Dataset records:
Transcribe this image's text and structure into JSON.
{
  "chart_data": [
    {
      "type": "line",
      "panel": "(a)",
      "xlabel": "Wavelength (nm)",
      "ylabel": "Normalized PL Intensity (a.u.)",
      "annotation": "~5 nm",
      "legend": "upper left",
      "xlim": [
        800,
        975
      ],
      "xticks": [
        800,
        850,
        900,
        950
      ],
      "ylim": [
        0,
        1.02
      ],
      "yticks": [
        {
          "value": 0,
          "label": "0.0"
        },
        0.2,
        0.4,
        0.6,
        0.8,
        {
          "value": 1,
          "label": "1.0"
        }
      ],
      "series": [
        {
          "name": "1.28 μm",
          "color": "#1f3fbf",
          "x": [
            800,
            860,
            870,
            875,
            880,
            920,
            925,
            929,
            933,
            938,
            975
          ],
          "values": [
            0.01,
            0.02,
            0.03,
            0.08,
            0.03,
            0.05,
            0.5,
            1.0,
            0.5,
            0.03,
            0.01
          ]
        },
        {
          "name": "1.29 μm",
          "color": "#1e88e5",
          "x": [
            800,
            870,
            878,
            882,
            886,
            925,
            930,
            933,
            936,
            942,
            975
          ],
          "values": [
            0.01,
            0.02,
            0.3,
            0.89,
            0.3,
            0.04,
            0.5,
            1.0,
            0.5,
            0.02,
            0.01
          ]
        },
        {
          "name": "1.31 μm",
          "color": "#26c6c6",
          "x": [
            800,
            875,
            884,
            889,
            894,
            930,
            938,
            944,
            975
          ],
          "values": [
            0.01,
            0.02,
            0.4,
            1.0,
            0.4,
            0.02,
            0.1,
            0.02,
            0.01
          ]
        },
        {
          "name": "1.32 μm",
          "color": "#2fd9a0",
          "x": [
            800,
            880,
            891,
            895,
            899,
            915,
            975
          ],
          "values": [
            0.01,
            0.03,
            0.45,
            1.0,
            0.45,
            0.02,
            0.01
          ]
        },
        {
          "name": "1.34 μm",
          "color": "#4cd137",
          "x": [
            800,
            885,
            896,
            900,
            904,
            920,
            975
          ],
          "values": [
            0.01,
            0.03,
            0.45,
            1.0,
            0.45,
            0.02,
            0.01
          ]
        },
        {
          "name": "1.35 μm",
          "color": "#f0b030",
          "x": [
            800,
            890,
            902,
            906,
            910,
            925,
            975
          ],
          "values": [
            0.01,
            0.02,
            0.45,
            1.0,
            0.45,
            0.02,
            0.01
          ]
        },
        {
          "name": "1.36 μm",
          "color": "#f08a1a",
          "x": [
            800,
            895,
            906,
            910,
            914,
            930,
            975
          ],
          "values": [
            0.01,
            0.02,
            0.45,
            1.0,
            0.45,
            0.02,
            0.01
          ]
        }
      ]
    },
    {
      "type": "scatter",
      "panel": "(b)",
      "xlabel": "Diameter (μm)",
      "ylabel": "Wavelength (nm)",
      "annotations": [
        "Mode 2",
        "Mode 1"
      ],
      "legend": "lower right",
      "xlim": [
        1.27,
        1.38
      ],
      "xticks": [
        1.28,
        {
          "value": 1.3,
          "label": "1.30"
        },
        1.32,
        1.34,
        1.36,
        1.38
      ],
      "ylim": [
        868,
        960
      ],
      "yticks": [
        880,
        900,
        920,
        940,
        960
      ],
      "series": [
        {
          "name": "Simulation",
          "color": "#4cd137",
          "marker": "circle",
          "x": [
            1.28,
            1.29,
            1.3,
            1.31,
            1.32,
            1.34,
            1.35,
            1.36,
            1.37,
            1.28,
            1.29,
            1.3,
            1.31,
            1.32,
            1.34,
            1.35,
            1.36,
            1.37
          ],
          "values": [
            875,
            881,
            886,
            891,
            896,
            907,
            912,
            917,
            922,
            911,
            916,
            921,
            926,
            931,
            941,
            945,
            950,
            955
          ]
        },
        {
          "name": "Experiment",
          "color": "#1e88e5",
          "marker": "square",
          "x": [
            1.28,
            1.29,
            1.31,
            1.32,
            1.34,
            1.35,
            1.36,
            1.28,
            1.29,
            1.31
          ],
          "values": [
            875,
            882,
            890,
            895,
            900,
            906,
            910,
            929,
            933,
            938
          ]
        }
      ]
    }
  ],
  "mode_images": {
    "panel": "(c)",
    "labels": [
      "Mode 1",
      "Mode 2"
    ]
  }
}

** Your task **
Write every line of the material above again, exactly.

** Exercise answer **
Transcribe this image's text and structure into JSON.
{
  "chart_data": [
    {
      "type": "line",
      "panel": "(a)",
      "xlabel": "Wavelength (nm)",
      "ylabel": "Normalized PL Intensity (a.u.)",
      "annotation": "~5 nm",
      "legend": "upper left",
      "xlim": [
        800,
        975
      ],
      "xticks": [
        800,
        850,
        900,
        950
      ],
      "ylim": [
        0,
        1.02
      ],
      "yticks": [
        {
          "value": 0,
          "label": "0.0"
        },
        0.2,
        0.4,
        0.6,
        0.8,
        {
          "value": 1,
          "label": "1.0"
        }
      ],
      "series": [
        {
          "name": "1.28 μm",
          "color": "#1f3fbf",
          "x": [
            800,
            860,
            870,
            875,
            880,
            920,
            925,
            929,
            933,
            938,
            975
          ],
          "values": [
            0.01,
            0.02,
            0.03,
            0.08,
            0.03,
            0.05,
            0.5,
            1.0,
            0.5,
            0.03,
            0.01
          ]
        },
        {
          "name": "1.29 μm",
          "color": "#1e88e5",
          "x": [
            800,
            870,
            878,
            882,
            886,
            925,
            930,
            933,
            936,
            942,
            975
          ],
          "values": [
            0.01,
            0.02,
            0.3,
            0.89,
            0.3,
            0.04,
            0.5,
            1.0,
            0.5,
            0.02,
            0.01
          ]
        },
        {
          "name": "1.31 μm",
          "color": "#26c6c6",
          "x": [
            800,
            875,
            884,
            889,
            894,
            930,
            938,
            944,
            975
          ],
          "values": [
            0.01,
            0.02,
            0.4,
            1.0,
            0.4,
            0.02,
            0.1,
            0.02,
            0.01
          ]
        },
        {
          "name": "1.32 μm",
          "color": "#2fd9a0",
          "x": [
            800,
            880,
            891,
            895,
            899,
            915,
            975
          ],
          "values": [
            0.01,
            0.03,
            0.45,
            1.0,
            0.45,
            0.02,
            0.01
          ]
        },
        {
          "name": "1.34 μm",
          "color": "#4cd137",
          "x": [
            800,
            885,
            896,
            900,
            904,
            920,
            975
          ],
          "values": [
            0.01,
            0.03,
            0.45,
            1.0,
            0.45,
            0.02,
            0.01
          ]
        },
        {
          "name": "1.35 μm",
          "color": "#f0b030",
          "x": [
            800,
            890,
            902,
            906,
            910,
            925,
            975
          ],
          "values": [
            0.01,
            0.02,
            0.45,
            1.0,
            0.45,
            0.02,
            0.01
          ]
        },
        {
          "name": "1.36 μm",
          "color": "#f08a1a",
          "x": [
            800,
            895,
            906,
            910,
            914,
            930,
            975
          ],
          "values": [
            0.01,
            0.02,
            0.45,
            1.0,
            0.45,
            0.02,
            0.01
          ]
        }
      ]
    },
    {
      "type": "scatter",
      "panel": "(b)",
      "xlabel": "Diameter (μm)",
      "ylabel": "Wavelength (nm)",
      "annotations": [
        "Mode 2",
        "Mode 1"
      ],
      "legend": "lower right",
      "xlim": [
        1.27,
        1.38
      ],
      "xticks": [
        1.28,
        {
          "value": 1.3,
          "label": "1.30"
        },
        1.32,
        1.34,
        1.36,
        1.38
      ],
      "ylim": [
        868,
        960
      ],
      "yticks": [
        880,
        900,
        920,
        940,
        960
      ],
      "series": [
        {
          "name": "Simulation",
          "color": "#4cd137",
          "marker": "circle",
          "x": [
            1.28,
            1.29,
            1.3,
            1.31,
            1.32,
            1.34,
            1.35,
            1.36,
            1.37,
            1.28,
            1.29,
            1.3,
            1.31,
            1.32,
            1.34,
            1.35,
            1.36,
            1.37
          ],
          "values": [
            875,
            881,
            886,
            891,
            896,
            907,
            912,
            917,
            922,
            911,
            916,
            921,
            926,
            931,
            941,
            945,
            950,
            955
          ]
        },
        {
          "name": "Experiment",
          "color": "#1e88e5",
          "marker": "square",
          "x": [
            1.28,
            1.29,
            1.31,
            1.32,
            1.34,
            1.35,
            1.36,
            1.28,
            1.29,
            1.31
          ],
          "values": [
            875,
            882,
            890,
            895,
            900,
            906,
            910,
            929,
            933,
            938
          ]
        }
      ]
    }
  ],
  "mode_images": {
    "panel": "(c)",
    "labels": [
      "Mode 1",
      "Mode 2"
    ]
  }
}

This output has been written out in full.